-- BEGIN MATERIAL PROVIDED --

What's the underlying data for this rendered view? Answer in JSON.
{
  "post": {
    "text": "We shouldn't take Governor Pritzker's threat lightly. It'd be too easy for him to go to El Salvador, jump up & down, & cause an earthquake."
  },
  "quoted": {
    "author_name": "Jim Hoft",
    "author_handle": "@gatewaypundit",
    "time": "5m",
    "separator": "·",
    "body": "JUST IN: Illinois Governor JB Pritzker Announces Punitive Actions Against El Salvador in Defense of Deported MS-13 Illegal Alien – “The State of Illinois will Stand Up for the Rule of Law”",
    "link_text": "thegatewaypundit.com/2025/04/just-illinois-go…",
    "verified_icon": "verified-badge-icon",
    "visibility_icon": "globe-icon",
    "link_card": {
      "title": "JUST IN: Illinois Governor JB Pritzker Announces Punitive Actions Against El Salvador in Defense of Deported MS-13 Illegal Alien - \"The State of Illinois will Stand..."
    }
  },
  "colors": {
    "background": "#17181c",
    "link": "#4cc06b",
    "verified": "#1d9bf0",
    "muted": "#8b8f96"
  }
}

-- END MATERIAL PROVIDED --

- [GOAL OF THE EXERCISE]: Filter for "Stand". Return all lines that hold it.

- [FULL ANSWER]:
    "body": "JUST IN: Illinois Governor JB Pritzker Announces Punitive Actions Against El Salvador in Defense of Deported MS-13 Illegal Alien – “The State of Illinois will Stand Up for the Rule of Law”",
      "title": "JUST IN: Illinois Governor JB Pritzker Announces Punitive Actions Against El Salvador in Defense of Deported MS-13 Illegal Alien - \"The State of Illinois will Stand..."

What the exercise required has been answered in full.